EXERCISE INPUTS

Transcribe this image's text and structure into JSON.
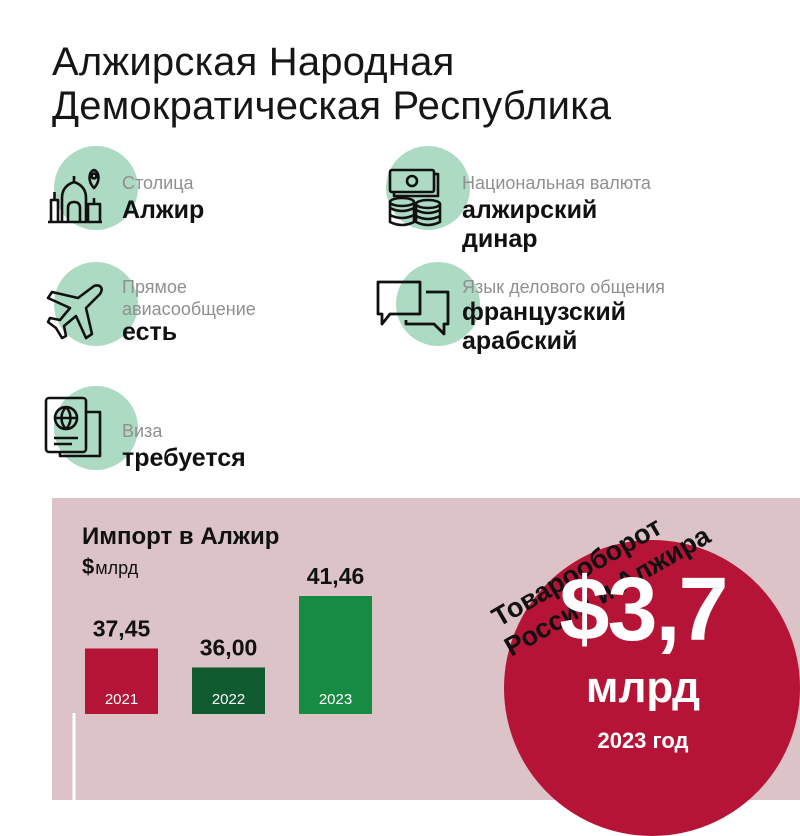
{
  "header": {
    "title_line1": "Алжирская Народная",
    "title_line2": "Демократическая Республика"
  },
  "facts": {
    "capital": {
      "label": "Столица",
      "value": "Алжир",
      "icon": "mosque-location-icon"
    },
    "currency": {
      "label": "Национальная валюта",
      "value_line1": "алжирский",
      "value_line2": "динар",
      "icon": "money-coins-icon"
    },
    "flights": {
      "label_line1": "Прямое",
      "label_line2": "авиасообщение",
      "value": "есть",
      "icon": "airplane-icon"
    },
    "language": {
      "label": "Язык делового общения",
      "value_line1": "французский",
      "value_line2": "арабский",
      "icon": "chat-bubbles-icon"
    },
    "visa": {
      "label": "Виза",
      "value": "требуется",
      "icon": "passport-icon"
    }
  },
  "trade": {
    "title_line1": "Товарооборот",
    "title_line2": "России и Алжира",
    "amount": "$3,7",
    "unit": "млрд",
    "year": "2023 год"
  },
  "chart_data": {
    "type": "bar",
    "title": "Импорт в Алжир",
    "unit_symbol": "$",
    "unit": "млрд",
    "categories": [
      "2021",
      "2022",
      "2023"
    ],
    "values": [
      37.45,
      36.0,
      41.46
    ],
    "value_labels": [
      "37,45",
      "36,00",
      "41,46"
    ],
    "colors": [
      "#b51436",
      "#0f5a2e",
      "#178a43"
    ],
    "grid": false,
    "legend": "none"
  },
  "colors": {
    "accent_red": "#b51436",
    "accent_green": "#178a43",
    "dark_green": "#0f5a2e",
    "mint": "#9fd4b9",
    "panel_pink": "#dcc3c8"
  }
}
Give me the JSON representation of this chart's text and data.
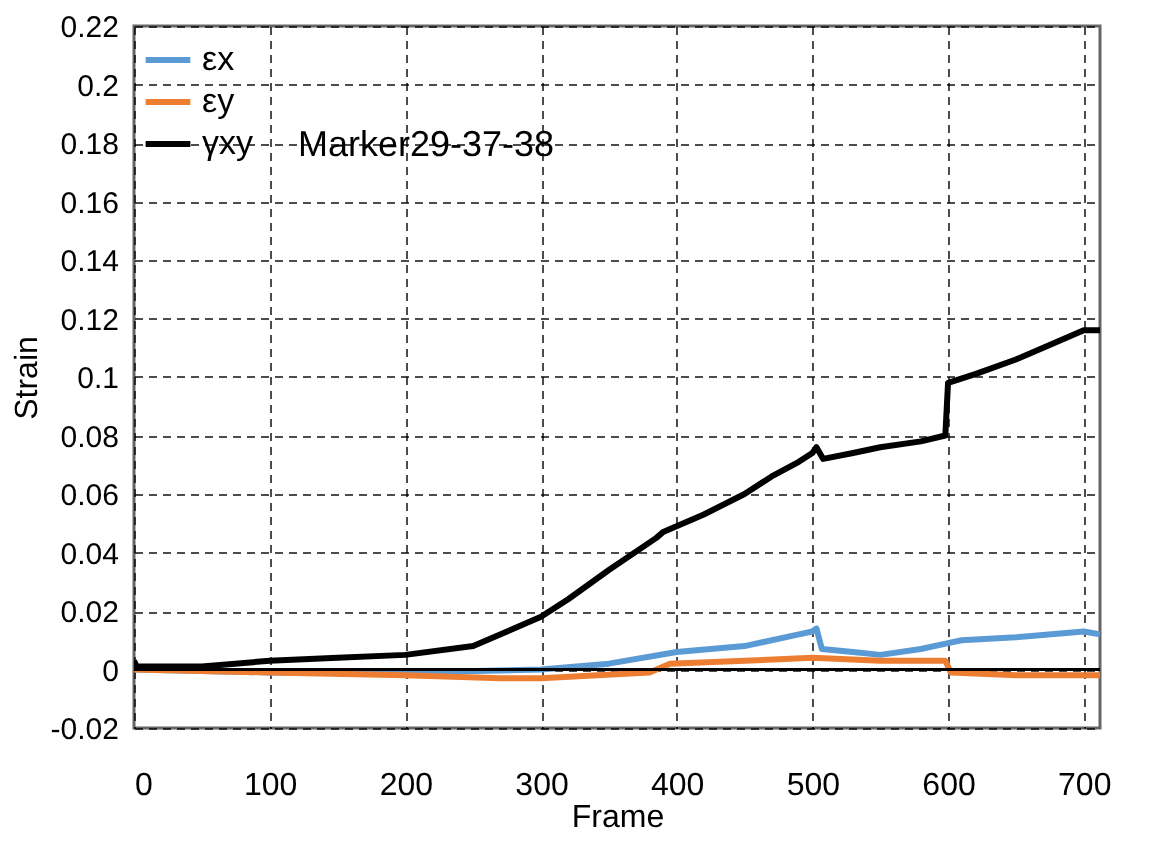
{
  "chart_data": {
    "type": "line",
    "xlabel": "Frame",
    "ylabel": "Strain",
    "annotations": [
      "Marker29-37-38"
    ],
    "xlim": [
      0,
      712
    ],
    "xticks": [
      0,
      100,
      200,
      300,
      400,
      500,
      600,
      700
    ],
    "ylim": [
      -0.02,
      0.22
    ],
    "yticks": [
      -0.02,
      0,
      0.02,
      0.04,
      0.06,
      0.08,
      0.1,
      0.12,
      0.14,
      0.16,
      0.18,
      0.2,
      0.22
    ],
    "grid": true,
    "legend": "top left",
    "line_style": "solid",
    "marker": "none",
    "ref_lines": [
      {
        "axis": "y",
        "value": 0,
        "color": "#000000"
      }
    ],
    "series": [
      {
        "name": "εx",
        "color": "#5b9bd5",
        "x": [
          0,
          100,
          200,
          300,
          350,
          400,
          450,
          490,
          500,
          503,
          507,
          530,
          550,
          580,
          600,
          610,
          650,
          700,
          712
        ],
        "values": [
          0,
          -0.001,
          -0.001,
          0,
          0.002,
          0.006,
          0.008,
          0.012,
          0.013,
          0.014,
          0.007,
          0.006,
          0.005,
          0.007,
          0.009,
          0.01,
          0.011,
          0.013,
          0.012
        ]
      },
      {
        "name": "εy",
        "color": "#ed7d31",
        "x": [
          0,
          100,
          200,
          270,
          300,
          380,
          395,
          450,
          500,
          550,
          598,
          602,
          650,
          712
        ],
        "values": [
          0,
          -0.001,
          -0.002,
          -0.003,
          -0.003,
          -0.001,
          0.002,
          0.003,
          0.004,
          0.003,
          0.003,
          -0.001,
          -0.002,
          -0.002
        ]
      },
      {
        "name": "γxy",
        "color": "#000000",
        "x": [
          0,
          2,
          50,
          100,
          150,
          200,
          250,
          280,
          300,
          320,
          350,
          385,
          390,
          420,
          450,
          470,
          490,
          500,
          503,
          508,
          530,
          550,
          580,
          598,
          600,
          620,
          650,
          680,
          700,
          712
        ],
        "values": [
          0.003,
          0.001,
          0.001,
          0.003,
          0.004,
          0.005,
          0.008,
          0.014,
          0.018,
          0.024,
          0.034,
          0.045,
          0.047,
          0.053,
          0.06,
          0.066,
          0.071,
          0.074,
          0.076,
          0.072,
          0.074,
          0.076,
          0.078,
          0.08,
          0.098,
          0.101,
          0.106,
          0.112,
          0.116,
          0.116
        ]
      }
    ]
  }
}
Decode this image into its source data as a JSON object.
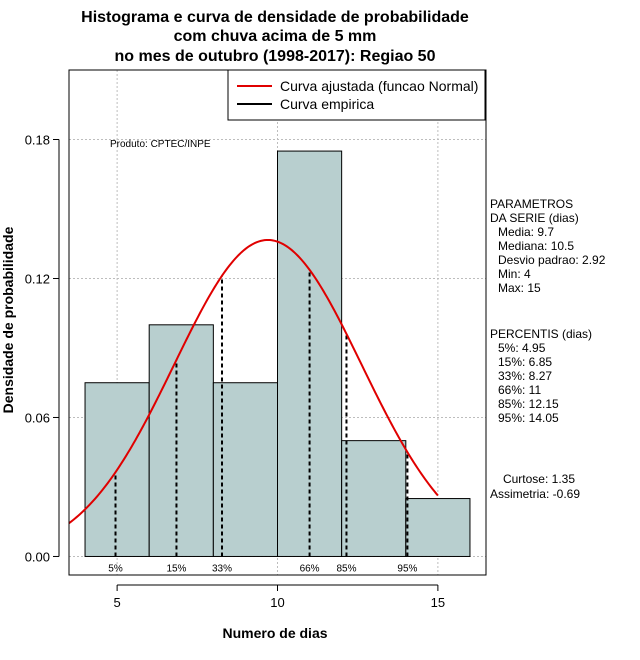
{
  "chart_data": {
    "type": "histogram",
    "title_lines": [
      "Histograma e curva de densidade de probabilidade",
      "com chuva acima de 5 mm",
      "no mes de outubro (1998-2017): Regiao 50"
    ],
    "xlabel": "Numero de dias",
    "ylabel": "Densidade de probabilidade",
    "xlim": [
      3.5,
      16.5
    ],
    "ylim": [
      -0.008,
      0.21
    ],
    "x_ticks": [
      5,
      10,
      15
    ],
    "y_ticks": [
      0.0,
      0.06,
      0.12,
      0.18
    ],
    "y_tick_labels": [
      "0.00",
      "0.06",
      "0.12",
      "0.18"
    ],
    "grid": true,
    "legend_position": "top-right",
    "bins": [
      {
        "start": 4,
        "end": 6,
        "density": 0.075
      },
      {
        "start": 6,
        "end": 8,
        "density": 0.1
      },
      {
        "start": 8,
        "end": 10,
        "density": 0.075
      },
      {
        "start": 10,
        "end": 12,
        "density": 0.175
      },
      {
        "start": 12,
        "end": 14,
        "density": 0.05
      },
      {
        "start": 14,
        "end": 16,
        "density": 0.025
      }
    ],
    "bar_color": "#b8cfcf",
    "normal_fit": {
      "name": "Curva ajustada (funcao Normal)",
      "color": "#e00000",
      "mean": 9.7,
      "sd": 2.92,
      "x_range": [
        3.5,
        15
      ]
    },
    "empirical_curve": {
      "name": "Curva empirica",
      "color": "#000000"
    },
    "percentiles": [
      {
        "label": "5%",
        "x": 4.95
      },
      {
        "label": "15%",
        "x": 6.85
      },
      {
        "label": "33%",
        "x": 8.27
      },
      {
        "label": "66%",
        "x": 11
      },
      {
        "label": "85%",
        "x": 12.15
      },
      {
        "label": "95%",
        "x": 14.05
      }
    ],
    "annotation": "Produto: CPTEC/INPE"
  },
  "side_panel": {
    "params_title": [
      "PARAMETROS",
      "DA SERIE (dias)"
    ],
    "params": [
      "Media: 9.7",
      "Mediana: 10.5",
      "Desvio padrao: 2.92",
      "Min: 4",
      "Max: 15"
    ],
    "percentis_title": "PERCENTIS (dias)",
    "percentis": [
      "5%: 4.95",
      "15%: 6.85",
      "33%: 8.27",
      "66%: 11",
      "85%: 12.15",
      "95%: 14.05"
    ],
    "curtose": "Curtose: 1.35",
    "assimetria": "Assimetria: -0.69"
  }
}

INSTRUCTIONS FOR THE TASK
Restate the whole of the material word for word without the pictures.

WRITTEN REPLY
Transcribe this image's text and structure into JSON.
{
  "header": {
    "title_line1": "Алжирская Народная",
    "title_line2": "Демократическая Республика"
  },
  "facts": {
    "capital": {
      "label": "Столица",
      "value": "Алжир",
      "icon": "mosque-location-icon"
    },
    "currency": {
      "label": "Национальная валюта",
      "value_line1": "алжирский",
      "value_line2": "динар",
      "icon": "money-coins-icon"
    },
    "flights": {
      "label_line1": "Прямое",
      "label_line2": "авиасообщение",
      "value": "есть",
      "icon": "airplane-icon"
    },
    "language": {
      "label": "Язык делового общения",
      "value_line1": "французский",
      "value_line2": "арабский",
      "icon": "chat-bubbles-icon"
    },
    "visa": {
      "label": "Виза",
      "value": "требуется",
      "icon": "passport-icon"
    }
  },
  "trade": {
    "title_line1": "Товарооборот",
    "title_line2": "России и Алжира",
    "amount": "$3,7",
    "unit": "млрд",
    "year": "2023 год"
  },
  "chart_data": {
    "type": "bar",
    "title": "Импорт в Алжир",
    "unit_symbol": "$",
    "unit": "млрд",
    "categories": [
      "2021",
      "2022",
      "2023"
    ],
    "values": [
      37.45,
      36.0,
      41.46
    ],
    "value_labels": [
      "37,45",
      "36,00",
      "41,46"
    ],
    "colors": [
      "#b51436",
      "#0f5a2e",
      "#178a43"
    ],
    "grid": false,
    "legend": "none"
  },
  "colors": {
    "accent_red": "#b51436",
    "accent_green": "#178a43",
    "dark_green": "#0f5a2e",
    "mint": "#9fd4b9",
    "panel_pink": "#dcc3c8"
  }
}
Give me the JSON representation of this chart's text and data.
{
  "chart_data": {
    "type": "line",
    "xlabel": "Frame",
    "ylabel": "Strain",
    "annotations": [
      "Marker29-37-38"
    ],
    "xlim": [
      0,
      712
    ],
    "xticks": [
      0,
      100,
      200,
      300,
      400,
      500,
      600,
      700
    ],
    "ylim": [
      -0.02,
      0.22
    ],
    "yticks": [
      -0.02,
      0,
      0.02,
      0.04,
      0.06,
      0.08,
      0.1,
      0.12,
      0.14,
      0.16,
      0.18,
      0.2,
      0.22
    ],
    "grid": true,
    "legend": "top left",
    "line_style": "solid",
    "marker": "none",
    "ref_lines": [
      {
        "axis": "y",
        "value": 0,
        "color": "#000000"
      }
    ],
    "series": [
      {
        "name": "εx",
        "color": "#5b9bd5",
        "x": [
          0,
          100,
          200,
          300,
          350,
          400,
          450,
          490,
          500,
          503,
          507,
          530,
          550,
          580,
          600,
          610,
          650,
          700,
          712
        ],
        "values": [
          0,
          -0.001,
          -0.001,
          0,
          0.002,
          0.006,
          0.008,
          0.012,
          0.013,
          0.014,
          0.007,
          0.006,
          0.005,
          0.007,
          0.009,
          0.01,
          0.011,
          0.013,
          0.012
        ]
      },
      {
        "name": "εy",
        "color": "#ed7d31",
        "x": [
          0,
          100,
          200,
          270,
          300,
          380,
          395,
          450,
          500,
          550,
          598,
          602,
          650,
          712
        ],
        "values": [
          0,
          -0.001,
          -0.002,
          -0.003,
          -0.003,
          -0.001,
          0.002,
          0.003,
          0.004,
          0.003,
          0.003,
          -0.001,
          -0.002,
          -0.002
        ]
      },
      {
        "name": "γxy",
        "color": "#000000",
        "x": [
          0,
          2,
          50,
          100,
          150,
          200,
          250,
          280,
          300,
          320,
          350,
          385,
          390,
          420,
          450,
          470,
          490,
          500,
          503,
          508,
          530,
          550,
          580,
          598,
          600,
          620,
          650,
          680,
          700,
          712
        ],
        "values": [
          0.003,
          0.001,
          0.001,
          0.003,
          0.004,
          0.005,
          0.008,
          0.014,
          0.018,
          0.024,
          0.034,
          0.045,
          0.047,
          0.053,
          0.06,
          0.066,
          0.071,
          0.074,
          0.076,
          0.072,
          0.074,
          0.076,
          0.078,
          0.08,
          0.098,
          0.101,
          0.106,
          0.112,
          0.116,
          0.116
        ]
      }
    ]
  }
}
Decode this image into its source data as a JSON object.
{
  "chart_data": {
    "type": "histogram",
    "title_lines": [
      "Histograma e curva de densidade de probabilidade",
      "com chuva acima de 5 mm",
      "no mes de outubro (1998-2017): Regiao 50"
    ],
    "xlabel": "Numero de dias",
    "ylabel": "Densidade de probabilidade",
    "xlim": [
      3.5,
      16.5
    ],
    "ylim": [
      -0.008,
      0.21
    ],
    "x_ticks": [
      5,
      10,
      15
    ],
    "y_ticks": [
      0.0,
      0.06,
      0.12,
      0.18
    ],
    "y_tick_labels": [
      "0.00",
      "0.06",
      "0.12",
      "0.18"
    ],
    "grid": true,
    "legend_position": "top-right",
    "bins": [
      {
        "start": 4,
        "end": 6,
        "density": 0.075
      },
      {
        "start": 6,
        "end": 8,
        "density": 0.1
      },
      {
        "start": 8,
        "end": 10,
        "density": 0.075
      },
      {
        "start": 10,
        "end": 12,
        "density": 0.175
      },
      {
        "start": 12,
        "end": 14,
        "density": 0.05
      },
      {
        "start": 14,
        "end": 16,
        "density": 0.025
      }
    ],
    "bar_color": "#b8cfcf",
    "normal_fit": {
      "name": "Curva ajustada (funcao Normal)",
      "color": "#e00000",
      "mean": 9.7,
      "sd": 2.92,
      "x_range": [
        3.5,
        15
      ]
    },
    "empirical_curve": {
      "name": "Curva empirica",
      "color": "#000000"
    },
    "percentiles": [
      {
        "label": "5%",
        "x": 4.95
      },
      {
        "label": "15%",
        "x": 6.85
      },
      {
        "label": "33%",
        "x": 8.27
      },
      {
        "label": "66%",
        "x": 11
      },
      {
        "label": "85%",
        "x": 12.15
      },
      {
        "label": "95%",
        "x": 14.05
      }
    ],
    "annotation": "Produto: CPTEC/INPE"
  },
  "side_panel": {
    "params_title": [
      "PARAMETROS",
      "DA SERIE (dias)"
    ],
    "params": [
      "Media: 9.7",
      "Mediana: 10.5",
      "Desvio padrao: 2.92",
      "Min: 4",
      "Max: 15"
    ],
    "percentis_title": "PERCENTIS (dias)",
    "percentis": [
      "5%: 4.95",
      "15%: 6.85",
      "33%: 8.27",
      "66%: 11",
      "85%: 12.15",
      "95%: 14.05"
    ],
    "curtose": "Curtose: 1.35",
    "assimetria": "Assimetria: -0.69"
  }
}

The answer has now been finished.